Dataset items
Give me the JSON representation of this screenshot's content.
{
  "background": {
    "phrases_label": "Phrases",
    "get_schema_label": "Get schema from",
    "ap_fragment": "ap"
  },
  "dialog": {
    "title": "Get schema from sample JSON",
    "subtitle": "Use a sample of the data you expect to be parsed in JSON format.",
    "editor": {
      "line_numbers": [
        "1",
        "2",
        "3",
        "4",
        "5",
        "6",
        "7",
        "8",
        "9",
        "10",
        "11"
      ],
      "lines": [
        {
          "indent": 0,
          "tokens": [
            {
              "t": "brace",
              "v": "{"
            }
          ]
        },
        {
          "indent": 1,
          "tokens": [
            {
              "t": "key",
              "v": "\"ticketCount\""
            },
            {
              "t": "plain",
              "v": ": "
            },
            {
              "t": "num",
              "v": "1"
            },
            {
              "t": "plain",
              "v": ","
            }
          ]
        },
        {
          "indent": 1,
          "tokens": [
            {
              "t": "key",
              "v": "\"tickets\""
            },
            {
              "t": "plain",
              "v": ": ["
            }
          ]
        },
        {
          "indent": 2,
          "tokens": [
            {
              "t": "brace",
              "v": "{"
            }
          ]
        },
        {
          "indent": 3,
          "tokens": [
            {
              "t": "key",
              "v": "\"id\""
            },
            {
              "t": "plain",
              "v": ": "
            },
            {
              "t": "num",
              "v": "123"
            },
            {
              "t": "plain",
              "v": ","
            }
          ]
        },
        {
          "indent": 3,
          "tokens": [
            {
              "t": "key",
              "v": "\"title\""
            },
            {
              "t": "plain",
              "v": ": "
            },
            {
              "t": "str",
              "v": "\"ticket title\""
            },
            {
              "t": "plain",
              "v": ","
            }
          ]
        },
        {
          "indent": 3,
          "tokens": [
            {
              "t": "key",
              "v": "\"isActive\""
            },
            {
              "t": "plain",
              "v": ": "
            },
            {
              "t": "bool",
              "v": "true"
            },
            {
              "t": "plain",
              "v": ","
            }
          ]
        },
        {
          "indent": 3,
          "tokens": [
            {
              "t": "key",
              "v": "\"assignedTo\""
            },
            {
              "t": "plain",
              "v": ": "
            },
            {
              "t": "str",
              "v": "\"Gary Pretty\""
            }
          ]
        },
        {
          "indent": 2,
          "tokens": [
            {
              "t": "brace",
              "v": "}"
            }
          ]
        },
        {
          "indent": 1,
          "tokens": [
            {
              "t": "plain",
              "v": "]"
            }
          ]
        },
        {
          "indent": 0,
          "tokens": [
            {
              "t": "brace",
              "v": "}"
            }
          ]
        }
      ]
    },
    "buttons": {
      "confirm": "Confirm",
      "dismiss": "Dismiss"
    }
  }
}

TASK:
Write each line above out exactly.

CORRECT ANSWER:
Give me the JSON representation of this screenshot's content.
{
  "background": {
    "phrases_label": "Phrases",
    "get_schema_label": "Get schema from",
    "ap_fragment": "ap"
  },
  "dialog": {
    "title": "Get schema from sample JSON",
    "subtitle": "Use a sample of the data you expect to be parsed in JSON format.",
    "editor": {
      "line_numbers": [
        "1",
        "2",
        "3",
        "4",
        "5",
        "6",
        "7",
        "8",
        "9",
        "10",
        "11"
      ],
      "lines": [
        {
          "indent": 0,
          "tokens": [
            {
              "t": "brace",
              "v": "{"
            }
          ]
        },
        {
          "indent": 1,
          "tokens": [
            {
              "t": "key",
              "v": "\"ticketCount\""
            },
            {
              "t": "plain",
              "v": ": "
            },
            {
              "t": "num",
              "v": "1"
            },
            {
              "t": "plain",
              "v": ","
            }
          ]
        },
        {
          "indent": 1,
          "tokens": [
            {
              "t": "key",
              "v": "\"tickets\""
            },
            {
              "t": "plain",
              "v": ": ["
            }
          ]
        },
        {
          "indent": 2,
          "tokens": [
            {
              "t": "brace",
              "v": "{"
            }
          ]
        },
        {
          "indent": 3,
          "tokens": [
            {
              "t": "key",
              "v": "\"id\""
            },
            {
              "t": "plain",
              "v": ": "
            },
            {
              "t": "num",
              "v": "123"
            },
            {
              "t": "plain",
              "v": ","
            }
          ]
        },
        {
          "indent": 3,
          "tokens": [
            {
              "t": "key",
              "v": "\"title\""
            },
            {
              "t": "plain",
              "v": ": "
            },
            {
              "t": "str",
              "v": "\"ticket title\""
            },
            {
              "t": "plain",
              "v": ","
            }
          ]
        },
        {
          "indent": 3,
          "tokens": [
            {
              "t": "key",
              "v": "\"isActive\""
            },
            {
              "t": "plain",
              "v": ": "
            },
            {
              "t": "bool",
              "v": "true"
            },
            {
              "t": "plain",
              "v": ","
            }
          ]
        },
        {
          "indent": 3,
          "tokens": [
            {
              "t": "key",
              "v": "\"assignedTo\""
            },
            {
              "t": "plain",
              "v": ": "
            },
            {
              "t": "str",
              "v": "\"Gary Pretty\""
            }
          ]
        },
        {
          "indent": 2,
          "tokens": [
            {
              "t": "brace",
              "v": "}"
            }
          ]
        },
        {
          "indent": 1,
          "tokens": [
            {
              "t": "plain",
              "v": "]"
            }
          ]
        },
        {
          "indent": 0,
          "tokens": [
            {
              "t": "brace",
              "v": "}"
            }
          ]
        }
      ]
    },
    "buttons": {
      "confirm": "Confirm",
      "dismiss": "Dismiss"
    }
  }
}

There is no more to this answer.